Records from a dataset
— begin —

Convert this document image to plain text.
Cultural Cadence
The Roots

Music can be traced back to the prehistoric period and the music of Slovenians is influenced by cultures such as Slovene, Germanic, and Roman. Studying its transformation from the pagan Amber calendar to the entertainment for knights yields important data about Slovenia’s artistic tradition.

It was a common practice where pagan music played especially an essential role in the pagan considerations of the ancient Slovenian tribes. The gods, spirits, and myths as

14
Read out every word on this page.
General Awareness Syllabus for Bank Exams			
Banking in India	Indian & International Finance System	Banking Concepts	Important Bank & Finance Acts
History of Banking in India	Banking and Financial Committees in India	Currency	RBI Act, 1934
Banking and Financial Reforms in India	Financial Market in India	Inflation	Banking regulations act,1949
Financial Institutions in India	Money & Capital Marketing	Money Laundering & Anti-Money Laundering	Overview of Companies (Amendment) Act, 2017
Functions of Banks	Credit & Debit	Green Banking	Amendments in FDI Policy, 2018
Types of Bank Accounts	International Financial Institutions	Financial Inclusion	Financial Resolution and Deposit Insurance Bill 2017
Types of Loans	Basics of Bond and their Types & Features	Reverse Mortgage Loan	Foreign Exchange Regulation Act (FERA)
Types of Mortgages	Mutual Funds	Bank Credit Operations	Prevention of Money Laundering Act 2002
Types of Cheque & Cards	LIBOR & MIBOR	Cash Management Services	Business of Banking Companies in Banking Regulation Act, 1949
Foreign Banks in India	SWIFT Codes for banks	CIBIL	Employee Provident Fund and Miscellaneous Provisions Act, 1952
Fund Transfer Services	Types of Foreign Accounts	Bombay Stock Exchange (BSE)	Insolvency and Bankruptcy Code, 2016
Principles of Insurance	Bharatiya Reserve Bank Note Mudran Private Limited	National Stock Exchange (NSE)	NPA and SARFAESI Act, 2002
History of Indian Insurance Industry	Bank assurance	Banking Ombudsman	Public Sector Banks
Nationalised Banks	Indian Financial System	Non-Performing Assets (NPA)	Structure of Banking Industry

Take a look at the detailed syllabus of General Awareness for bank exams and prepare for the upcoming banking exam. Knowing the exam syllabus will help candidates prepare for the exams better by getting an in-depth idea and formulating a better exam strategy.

— end —

Stated exercise:
Write out every line of the data that holds the word "Banks".

Task result:
Functions of Banks	Credit & Debit	Green Banking	Amendments in FDI Policy, 2018
Foreign Banks in India	SWIFT Codes for banks	CIBIL	Employee Provident Fund and Miscellaneous Provisions Act, 1952
History of Indian Insurance Industry	Bank assurance	Banking Ombudsman	Public Sector Banks
Nationalised Banks	Indian Financial System	Non-Performing Assets (NPA)	Structure of Banking Industry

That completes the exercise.